● Dataset content
_ _ _ _
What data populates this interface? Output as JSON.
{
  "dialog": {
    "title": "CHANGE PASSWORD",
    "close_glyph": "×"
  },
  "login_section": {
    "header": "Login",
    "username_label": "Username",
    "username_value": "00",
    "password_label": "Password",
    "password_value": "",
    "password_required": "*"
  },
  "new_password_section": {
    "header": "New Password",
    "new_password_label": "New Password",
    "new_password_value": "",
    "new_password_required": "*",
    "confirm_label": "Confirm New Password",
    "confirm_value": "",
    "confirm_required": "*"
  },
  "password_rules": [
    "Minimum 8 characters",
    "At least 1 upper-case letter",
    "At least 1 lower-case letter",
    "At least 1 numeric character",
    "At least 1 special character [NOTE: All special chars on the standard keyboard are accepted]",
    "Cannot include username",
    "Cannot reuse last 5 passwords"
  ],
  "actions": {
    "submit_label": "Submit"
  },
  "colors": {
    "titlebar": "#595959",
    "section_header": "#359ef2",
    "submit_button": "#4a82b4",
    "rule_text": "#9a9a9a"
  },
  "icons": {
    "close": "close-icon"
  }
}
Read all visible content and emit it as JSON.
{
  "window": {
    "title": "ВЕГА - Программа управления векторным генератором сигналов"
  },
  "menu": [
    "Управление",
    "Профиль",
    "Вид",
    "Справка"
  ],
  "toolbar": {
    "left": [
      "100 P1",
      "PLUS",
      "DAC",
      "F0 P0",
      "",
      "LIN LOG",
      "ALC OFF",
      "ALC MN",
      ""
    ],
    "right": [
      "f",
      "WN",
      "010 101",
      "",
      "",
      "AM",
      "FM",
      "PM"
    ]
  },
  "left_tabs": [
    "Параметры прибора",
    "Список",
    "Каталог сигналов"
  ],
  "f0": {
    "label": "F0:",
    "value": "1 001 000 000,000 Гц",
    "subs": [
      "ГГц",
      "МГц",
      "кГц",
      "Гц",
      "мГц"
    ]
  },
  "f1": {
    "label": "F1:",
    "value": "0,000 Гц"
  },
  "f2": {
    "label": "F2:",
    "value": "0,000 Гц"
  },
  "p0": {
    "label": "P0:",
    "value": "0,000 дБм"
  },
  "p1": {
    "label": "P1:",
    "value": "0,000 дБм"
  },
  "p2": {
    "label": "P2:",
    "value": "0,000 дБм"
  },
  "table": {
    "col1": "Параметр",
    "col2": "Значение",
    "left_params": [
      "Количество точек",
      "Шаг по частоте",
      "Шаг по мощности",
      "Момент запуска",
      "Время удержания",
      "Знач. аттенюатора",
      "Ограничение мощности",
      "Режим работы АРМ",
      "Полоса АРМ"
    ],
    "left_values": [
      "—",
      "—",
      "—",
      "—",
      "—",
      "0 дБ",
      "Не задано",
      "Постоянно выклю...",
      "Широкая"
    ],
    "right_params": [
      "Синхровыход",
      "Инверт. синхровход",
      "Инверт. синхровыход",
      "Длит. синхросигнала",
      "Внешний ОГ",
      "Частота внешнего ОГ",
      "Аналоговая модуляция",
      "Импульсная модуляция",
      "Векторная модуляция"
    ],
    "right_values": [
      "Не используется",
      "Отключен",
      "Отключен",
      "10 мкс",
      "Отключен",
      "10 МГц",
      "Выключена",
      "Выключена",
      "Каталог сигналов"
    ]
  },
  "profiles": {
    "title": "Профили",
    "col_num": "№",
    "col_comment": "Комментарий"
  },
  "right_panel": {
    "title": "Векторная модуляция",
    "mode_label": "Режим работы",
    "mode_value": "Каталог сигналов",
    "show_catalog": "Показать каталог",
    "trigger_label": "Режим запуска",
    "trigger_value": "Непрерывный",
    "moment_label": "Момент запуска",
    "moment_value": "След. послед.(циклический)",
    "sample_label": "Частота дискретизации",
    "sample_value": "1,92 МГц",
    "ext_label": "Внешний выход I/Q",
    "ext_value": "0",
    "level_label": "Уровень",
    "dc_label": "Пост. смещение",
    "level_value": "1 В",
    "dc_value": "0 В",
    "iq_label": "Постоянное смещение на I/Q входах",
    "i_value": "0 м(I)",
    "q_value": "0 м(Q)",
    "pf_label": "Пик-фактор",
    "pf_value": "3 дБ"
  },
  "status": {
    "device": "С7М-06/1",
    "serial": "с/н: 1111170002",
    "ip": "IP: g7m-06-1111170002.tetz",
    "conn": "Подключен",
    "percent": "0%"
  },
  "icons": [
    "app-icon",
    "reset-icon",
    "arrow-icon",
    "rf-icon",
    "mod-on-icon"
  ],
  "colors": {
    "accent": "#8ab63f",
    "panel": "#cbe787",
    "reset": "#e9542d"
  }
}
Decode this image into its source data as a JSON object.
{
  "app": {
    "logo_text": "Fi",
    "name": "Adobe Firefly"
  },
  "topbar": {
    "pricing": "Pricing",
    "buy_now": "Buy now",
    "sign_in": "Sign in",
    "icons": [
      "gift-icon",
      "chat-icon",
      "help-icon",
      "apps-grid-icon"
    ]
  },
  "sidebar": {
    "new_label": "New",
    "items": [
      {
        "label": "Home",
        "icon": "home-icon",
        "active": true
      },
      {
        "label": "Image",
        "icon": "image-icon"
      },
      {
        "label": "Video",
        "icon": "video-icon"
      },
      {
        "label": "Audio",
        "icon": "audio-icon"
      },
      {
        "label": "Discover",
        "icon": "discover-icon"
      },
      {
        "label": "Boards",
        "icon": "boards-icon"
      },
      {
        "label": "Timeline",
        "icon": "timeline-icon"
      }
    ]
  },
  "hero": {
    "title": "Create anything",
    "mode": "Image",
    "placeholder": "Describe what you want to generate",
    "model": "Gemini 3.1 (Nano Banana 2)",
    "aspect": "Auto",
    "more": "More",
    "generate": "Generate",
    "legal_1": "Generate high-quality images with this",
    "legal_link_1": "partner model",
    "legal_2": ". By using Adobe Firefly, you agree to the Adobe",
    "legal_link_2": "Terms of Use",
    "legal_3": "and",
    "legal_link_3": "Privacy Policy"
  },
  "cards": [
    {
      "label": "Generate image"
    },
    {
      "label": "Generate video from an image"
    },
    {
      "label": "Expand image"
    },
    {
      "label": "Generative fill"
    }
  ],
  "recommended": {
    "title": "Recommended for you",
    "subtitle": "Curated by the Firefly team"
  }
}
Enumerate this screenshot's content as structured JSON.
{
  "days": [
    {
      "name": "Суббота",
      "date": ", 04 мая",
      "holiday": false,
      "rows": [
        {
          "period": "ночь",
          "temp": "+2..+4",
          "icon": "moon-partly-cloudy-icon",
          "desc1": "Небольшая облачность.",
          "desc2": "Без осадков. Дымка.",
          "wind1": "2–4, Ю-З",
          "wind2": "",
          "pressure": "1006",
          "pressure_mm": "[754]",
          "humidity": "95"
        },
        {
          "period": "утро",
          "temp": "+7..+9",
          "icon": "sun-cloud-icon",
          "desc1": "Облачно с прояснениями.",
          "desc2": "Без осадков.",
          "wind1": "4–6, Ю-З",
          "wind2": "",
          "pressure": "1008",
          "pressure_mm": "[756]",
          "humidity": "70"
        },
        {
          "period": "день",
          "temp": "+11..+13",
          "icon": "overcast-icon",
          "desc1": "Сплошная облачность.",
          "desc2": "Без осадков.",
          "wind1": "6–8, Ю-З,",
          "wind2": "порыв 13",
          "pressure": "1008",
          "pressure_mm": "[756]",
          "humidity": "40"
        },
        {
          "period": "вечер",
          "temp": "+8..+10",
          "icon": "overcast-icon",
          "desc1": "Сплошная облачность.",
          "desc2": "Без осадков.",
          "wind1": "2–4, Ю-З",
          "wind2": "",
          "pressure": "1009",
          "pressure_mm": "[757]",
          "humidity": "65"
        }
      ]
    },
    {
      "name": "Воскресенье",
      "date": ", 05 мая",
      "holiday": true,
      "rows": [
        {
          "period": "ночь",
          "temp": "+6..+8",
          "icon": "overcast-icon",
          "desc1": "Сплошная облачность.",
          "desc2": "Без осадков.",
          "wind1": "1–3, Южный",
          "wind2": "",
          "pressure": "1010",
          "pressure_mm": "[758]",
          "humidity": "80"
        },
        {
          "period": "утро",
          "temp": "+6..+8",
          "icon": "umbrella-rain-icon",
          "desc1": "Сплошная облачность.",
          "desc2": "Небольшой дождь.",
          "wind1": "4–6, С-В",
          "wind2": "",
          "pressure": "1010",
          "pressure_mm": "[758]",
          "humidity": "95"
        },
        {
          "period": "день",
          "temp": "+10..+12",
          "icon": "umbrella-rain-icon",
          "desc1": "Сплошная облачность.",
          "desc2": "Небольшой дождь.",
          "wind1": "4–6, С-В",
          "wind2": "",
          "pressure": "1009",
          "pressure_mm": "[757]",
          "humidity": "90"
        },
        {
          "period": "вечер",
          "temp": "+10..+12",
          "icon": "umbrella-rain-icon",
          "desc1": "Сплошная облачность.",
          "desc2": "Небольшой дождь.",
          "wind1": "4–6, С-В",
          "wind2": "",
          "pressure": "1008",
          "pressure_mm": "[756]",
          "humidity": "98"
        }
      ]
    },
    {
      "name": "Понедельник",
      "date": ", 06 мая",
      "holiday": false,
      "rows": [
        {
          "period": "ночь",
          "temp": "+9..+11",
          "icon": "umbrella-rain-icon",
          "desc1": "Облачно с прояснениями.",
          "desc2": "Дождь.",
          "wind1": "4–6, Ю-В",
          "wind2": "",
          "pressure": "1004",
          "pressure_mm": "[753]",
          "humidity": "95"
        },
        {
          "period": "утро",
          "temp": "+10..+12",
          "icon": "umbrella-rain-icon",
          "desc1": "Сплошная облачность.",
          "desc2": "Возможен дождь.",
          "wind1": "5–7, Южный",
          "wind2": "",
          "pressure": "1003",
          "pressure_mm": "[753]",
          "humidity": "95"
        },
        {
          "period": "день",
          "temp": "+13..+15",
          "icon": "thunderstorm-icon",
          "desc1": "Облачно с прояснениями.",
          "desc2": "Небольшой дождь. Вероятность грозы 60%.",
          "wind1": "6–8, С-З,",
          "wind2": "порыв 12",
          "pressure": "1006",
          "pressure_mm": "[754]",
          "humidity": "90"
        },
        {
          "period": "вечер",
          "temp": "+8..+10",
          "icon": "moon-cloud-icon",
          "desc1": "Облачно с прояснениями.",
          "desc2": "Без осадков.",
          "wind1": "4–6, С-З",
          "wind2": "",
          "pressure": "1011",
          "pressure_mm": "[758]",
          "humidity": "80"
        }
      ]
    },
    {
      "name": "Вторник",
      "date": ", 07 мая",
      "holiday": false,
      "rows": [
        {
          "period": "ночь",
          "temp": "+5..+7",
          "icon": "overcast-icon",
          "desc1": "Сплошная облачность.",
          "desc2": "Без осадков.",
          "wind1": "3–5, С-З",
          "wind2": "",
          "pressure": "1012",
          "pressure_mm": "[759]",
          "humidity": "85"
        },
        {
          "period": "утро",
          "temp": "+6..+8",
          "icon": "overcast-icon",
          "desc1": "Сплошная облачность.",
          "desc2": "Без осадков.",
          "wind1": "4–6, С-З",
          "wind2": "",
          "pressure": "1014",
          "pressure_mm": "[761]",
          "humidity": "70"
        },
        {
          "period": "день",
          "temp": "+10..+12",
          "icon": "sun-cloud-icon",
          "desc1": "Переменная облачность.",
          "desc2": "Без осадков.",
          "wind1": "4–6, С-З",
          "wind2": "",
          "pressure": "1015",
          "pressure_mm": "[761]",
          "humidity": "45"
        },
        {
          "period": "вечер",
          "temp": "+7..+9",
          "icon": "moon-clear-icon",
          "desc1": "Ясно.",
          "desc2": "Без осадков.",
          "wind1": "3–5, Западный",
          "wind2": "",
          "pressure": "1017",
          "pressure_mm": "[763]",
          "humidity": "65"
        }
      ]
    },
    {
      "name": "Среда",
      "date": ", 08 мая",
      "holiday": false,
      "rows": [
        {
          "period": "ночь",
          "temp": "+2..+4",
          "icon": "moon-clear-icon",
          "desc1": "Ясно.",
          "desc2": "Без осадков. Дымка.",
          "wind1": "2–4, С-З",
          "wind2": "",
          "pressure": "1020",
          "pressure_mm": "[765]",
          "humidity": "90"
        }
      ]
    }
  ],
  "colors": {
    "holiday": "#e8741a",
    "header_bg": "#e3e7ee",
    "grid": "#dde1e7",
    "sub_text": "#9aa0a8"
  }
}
_ _ _ _
● Task requirements
All lines of the data above that include the word "date" must be shown.

● Completed exercise
      "date": ", 04 мая",
      "date": ", 05 мая",
      "date": ", 06 мая",
      "date": ", 07 мая",
      "date": ", 08 мая",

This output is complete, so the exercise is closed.